▶ [SET EXERCISE]: From the data that follows, copy every line holding the string "Consuming".

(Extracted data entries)
((

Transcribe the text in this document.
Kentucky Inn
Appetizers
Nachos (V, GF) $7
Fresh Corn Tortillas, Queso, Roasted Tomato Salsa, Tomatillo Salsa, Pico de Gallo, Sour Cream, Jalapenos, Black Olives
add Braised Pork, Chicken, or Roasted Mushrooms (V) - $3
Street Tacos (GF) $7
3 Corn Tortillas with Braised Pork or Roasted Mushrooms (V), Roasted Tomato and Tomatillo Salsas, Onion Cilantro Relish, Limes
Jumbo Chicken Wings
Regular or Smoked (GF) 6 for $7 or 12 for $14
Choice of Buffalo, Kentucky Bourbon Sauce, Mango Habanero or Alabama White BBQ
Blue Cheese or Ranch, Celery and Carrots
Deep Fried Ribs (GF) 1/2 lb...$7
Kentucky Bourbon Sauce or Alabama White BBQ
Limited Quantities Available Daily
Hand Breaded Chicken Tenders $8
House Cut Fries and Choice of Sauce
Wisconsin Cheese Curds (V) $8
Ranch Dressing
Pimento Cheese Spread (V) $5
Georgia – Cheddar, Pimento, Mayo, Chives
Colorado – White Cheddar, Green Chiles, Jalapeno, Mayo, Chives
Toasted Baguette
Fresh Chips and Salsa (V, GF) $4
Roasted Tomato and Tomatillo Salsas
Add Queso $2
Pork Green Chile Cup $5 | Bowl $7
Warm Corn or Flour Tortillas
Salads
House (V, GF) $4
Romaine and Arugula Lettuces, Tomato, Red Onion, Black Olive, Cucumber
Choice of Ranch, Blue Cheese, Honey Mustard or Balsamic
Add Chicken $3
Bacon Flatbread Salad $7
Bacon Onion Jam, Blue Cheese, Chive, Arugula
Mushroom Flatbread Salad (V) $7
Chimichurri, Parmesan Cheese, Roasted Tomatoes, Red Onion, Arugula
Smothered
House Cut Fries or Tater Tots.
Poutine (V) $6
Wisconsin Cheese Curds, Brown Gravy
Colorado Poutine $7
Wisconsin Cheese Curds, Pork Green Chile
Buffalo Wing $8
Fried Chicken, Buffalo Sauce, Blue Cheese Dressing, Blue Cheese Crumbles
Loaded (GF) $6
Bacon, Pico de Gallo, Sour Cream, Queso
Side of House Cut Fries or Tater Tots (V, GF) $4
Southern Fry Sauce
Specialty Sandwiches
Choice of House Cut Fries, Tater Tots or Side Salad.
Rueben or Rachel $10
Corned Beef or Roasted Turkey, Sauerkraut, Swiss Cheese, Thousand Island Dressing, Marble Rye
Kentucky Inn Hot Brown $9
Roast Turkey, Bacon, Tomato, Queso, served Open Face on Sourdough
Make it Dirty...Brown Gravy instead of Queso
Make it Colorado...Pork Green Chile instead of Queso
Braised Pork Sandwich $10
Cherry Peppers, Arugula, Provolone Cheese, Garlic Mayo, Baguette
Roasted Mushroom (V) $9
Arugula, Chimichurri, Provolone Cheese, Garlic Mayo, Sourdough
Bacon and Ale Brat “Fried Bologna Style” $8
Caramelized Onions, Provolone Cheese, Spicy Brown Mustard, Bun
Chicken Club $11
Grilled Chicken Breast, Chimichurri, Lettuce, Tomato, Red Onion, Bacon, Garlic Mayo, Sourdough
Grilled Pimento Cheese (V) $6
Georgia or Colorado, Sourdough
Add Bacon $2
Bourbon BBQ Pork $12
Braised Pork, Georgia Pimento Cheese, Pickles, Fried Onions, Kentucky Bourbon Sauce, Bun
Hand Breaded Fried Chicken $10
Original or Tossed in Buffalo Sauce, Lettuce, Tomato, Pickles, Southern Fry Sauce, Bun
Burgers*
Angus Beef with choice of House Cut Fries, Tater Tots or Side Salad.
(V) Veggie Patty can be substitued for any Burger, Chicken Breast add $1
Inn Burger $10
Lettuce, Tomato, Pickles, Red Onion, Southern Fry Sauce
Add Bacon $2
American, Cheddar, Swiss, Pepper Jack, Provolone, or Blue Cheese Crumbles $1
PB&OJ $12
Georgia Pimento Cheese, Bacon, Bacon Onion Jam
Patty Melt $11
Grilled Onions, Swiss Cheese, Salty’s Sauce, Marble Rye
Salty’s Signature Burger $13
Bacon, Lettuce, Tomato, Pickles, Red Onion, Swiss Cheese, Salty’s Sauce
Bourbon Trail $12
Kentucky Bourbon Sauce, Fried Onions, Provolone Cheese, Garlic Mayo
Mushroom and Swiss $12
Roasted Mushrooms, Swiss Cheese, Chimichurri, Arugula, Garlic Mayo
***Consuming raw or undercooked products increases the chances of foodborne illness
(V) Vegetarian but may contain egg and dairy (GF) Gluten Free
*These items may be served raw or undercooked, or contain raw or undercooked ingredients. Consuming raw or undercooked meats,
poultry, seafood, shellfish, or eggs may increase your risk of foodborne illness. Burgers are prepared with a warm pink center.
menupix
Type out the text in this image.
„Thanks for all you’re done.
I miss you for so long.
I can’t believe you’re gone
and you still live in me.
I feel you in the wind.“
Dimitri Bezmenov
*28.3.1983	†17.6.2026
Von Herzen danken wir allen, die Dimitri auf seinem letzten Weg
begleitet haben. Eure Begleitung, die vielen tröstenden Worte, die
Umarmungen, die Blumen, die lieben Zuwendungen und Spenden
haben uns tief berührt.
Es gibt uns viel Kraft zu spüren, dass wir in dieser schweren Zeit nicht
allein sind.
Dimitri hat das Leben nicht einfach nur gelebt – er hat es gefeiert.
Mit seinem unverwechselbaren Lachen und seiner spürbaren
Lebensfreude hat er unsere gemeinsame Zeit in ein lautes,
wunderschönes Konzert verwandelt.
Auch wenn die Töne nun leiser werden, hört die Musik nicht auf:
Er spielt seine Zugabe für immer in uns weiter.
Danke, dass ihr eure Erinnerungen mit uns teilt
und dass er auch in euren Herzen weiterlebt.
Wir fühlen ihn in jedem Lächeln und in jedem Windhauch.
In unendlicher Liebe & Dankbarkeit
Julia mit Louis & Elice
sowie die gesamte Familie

))

▶ [EXERCISE RESULT]:
***Consuming raw or undercooked products increases the chances of foodborne illness
*These items may be served raw or undercooked, or contain raw or undercooked ingredients. Consuming raw or undercooked meats,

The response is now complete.